Dataset excerpts:

▬▬▬

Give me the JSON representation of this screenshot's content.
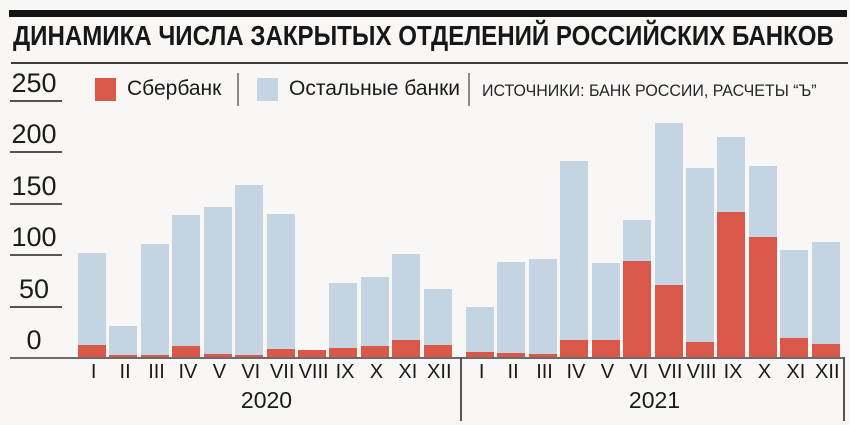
{
  "title": "ДИНАМИКА ЧИСЛА ЗАКРЫТЫХ ОТДЕЛЕНИЙ РОССИЙСКИХ БАНКОВ",
  "legend": {
    "sberbank_label": "Сбербанк",
    "others_label": "Остальные банки",
    "source_label": "ИСТОЧНИКИ: БАНК РОССИИ, РАСЧЕТЫ “Ъ”"
  },
  "colors": {
    "sberbank": "#d9584a",
    "other_banks": "#c5d4e3",
    "axis": "#6b6b6b"
  },
  "chart_data": {
    "type": "bar",
    "title": "ДИНАМИКА ЧИСЛА ЗАКРЫТЫХ ОТДЕЛЕНИЙ РОССИЙСКИХ БАНКОВ",
    "source": "ИСТОЧНИКИ: БАНК РОССИИ, РАСЧЕТЫ “Ъ”",
    "ylim": [
      0,
      250
    ],
    "yticks": [
      0,
      50,
      100,
      150,
      200,
      250
    ],
    "grid": "left tick stubs only",
    "legend_position": "top",
    "bar_style": "overlay: Сбербанк (red) drawn from zero in front of Остальные банки (blue)",
    "months": [
      "I",
      "II",
      "III",
      "IV",
      "V",
      "VI",
      "VII",
      "VIII",
      "IX",
      "X",
      "XI",
      "XII"
    ],
    "groups": [
      {
        "year": "2020",
        "series": [
          {
            "name": "Сбербанк",
            "values": [
              12,
              2,
              2,
              11,
              3,
              2,
              8,
              7,
              9,
              11,
              17,
              12
            ]
          },
          {
            "name": "Остальные банки",
            "values": [
              101,
              30,
              110,
              138,
              146,
              167,
              139,
              0,
              72,
              78,
              100,
              66
            ]
          }
        ]
      },
      {
        "year": "2021",
        "series": [
          {
            "name": "Сбербанк",
            "values": [
              5,
              4,
              3,
              17,
              17,
              93,
              70,
              15,
              141,
              117,
              18,
              13
            ]
          },
          {
            "name": "Остальные банки",
            "values": [
              49,
              92,
              95,
              191,
              91,
              133,
              228,
              184,
              214,
              186,
              104,
              112
            ]
          }
        ]
      }
    ]
  }
}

▬▬▬

Required task:
Make an exact copy of every entry above, minus the images.

Expected answer:
Give me the JSON representation of this screenshot's content.
{
  "title": "ДИНАМИКА ЧИСЛА ЗАКРЫТЫХ ОТДЕЛЕНИЙ РОССИЙСКИХ БАНКОВ",
  "legend": {
    "sberbank_label": "Сбербанк",
    "others_label": "Остальные банки",
    "source_label": "ИСТОЧНИКИ: БАНК РОССИИ, РАСЧЕТЫ “Ъ”"
  },
  "colors": {
    "sberbank": "#d9584a",
    "other_banks": "#c5d4e3",
    "axis": "#6b6b6b"
  },
  "chart_data": {
    "type": "bar",
    "title": "ДИНАМИКА ЧИСЛА ЗАКРЫТЫХ ОТДЕЛЕНИЙ РОССИЙСКИХ БАНКОВ",
    "source": "ИСТОЧНИКИ: БАНК РОССИИ, РАСЧЕТЫ “Ъ”",
    "ylim": [
      0,
      250
    ],
    "yticks": [
      0,
      50,
      100,
      150,
      200,
      250
    ],
    "grid": "left tick stubs only",
    "legend_position": "top",
    "bar_style": "overlay: Сбербанк (red) drawn from zero in front of Остальные банки (blue)",
    "months": [
      "I",
      "II",
      "III",
      "IV",
      "V",
      "VI",
      "VII",
      "VIII",
      "IX",
      "X",
      "XI",
      "XII"
    ],
    "groups": [
      {
        "year": "2020",
        "series": [
          {
            "name": "Сбербанк",
            "values": [
              12,
              2,
              2,
              11,
              3,
              2,
              8,
              7,
              9,
              11,
              17,
              12
            ]
          },
          {
            "name": "Остальные банки",
            "values": [
              101,
              30,
              110,
              138,
              146,
              167,
              139,
              0,
              72,
              78,
              100,
              66
            ]
          }
        ]
      },
      {
        "year": "2021",
        "series": [
          {
            "name": "Сбербанк",
            "values": [
              5,
              4,
              3,
              17,
              17,
              93,
              70,
              15,
              141,
              117,
              18,
              13
            ]
          },
          {
            "name": "Остальные банки",
            "values": [
              49,
              92,
              95,
              191,
              91,
              133,
              228,
              184,
              214,
              186,
              104,
              112
            ]
          }
        ]
      }
    ]
  }
}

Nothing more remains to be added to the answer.